### Description of the task
Could you repeat the whole listing below exactly as it stands?

### Exercise data
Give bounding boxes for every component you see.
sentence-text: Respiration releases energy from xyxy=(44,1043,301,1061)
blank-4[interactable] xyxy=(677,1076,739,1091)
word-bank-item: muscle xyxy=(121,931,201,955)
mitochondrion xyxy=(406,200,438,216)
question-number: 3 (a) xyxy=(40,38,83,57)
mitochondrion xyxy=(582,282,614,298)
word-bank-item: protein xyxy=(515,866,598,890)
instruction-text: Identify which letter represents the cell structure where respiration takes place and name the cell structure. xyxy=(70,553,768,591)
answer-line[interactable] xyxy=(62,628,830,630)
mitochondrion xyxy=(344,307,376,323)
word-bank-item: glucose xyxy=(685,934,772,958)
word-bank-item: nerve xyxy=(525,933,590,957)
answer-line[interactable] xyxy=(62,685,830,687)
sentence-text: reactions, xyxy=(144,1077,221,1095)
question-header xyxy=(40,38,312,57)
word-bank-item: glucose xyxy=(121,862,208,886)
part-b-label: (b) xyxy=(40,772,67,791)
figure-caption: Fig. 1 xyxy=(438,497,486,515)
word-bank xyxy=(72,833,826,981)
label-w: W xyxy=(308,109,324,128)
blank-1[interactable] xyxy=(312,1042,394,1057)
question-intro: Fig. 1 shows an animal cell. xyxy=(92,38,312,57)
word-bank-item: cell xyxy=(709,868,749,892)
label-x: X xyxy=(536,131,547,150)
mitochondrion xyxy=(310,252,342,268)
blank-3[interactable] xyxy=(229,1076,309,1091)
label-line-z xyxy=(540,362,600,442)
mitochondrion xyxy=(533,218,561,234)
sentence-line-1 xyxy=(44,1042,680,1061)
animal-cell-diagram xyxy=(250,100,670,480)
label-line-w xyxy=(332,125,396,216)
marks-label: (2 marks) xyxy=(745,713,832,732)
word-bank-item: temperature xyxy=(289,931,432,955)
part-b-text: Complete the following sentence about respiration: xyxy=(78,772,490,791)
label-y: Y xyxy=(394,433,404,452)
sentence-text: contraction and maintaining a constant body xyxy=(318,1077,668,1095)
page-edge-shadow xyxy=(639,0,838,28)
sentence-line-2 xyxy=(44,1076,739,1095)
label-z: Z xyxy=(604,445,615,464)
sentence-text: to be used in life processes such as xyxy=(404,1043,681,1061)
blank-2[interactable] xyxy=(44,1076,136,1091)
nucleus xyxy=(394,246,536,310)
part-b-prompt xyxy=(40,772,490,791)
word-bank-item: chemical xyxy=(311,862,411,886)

### Result of the exercise
Give bounding boxes for every component you see.
sentence-text: Respiration releases energy from xyxy=(44,1043,301,1061)
blank-4[interactable] xyxy=(677,1076,739,1091)
word-bank-item: muscle xyxy=(121,931,201,955)
mitochondrion xyxy=(406,200,438,216)
question-number: 3 (a) xyxy=(40,38,83,57)
mitochondrion xyxy=(582,282,614,298)
word-bank-item: protein xyxy=(515,866,598,890)
instruction-text: Identify which letter represents the cell structure where respiration takes place and name the cell structure. xyxy=(70,553,768,591)
answer-line[interactable] xyxy=(62,628,830,630)
mitochondrion xyxy=(344,307,376,323)
word-bank-item: glucose xyxy=(685,934,772,958)
word-bank-item: nerve xyxy=(525,933,590,957)
answer-line[interactable] xyxy=(62,685,830,687)
sentence-text: reactions, xyxy=(144,1077,221,1095)
question-header xyxy=(40,38,312,57)
word-bank-item: glucose xyxy=(121,862,208,886)
part-b-label: (b) xyxy=(40,772,67,791)
figure-caption: Fig. 1 xyxy=(438,497,486,515)
word-bank xyxy=(72,833,826,981)
label-w: W xyxy=(308,109,324,128)
blank-1[interactable] xyxy=(312,1042,394,1057)
question-intro: Fig. 1 shows an animal cell. xyxy=(92,38,312,57)
word-bank-item: cell xyxy=(709,868,749,892)
label-x: X xyxy=(536,131,547,150)
mitochondrion xyxy=(310,252,342,268)
blank-3[interactable] xyxy=(229,1076,309,1091)
label-line-z xyxy=(540,362,600,442)
mitochondrion xyxy=(533,218,561,234)
sentence-line-1 xyxy=(44,1042,680,1061)
animal-cell-diagram xyxy=(250,100,670,480)
label-line-w xyxy=(332,125,396,216)
marks-label: (2 marks) xyxy=(745,713,832,732)
word-bank-item: temperature xyxy=(289,931,432,955)
part-b-text: Complete the following sentence about respiration: xyxy=(78,772,490,791)
label-y: Y xyxy=(394,433,404,452)
sentence-text: contraction and maintaining a constant body xyxy=(318,1077,668,1095)
page-edge-shadow xyxy=(639,0,838,28)
sentence-line-2 xyxy=(44,1076,739,1095)
label-z: Z xyxy=(604,445,615,464)
sentence-text: to be used in life processes such as xyxy=(404,1043,681,1061)
blank-2[interactable] xyxy=(44,1076,136,1091)
nucleus xyxy=(394,246,536,310)
part-b-prompt xyxy=(40,772,490,791)
word-bank-item: chemical xyxy=(311,862,411,886)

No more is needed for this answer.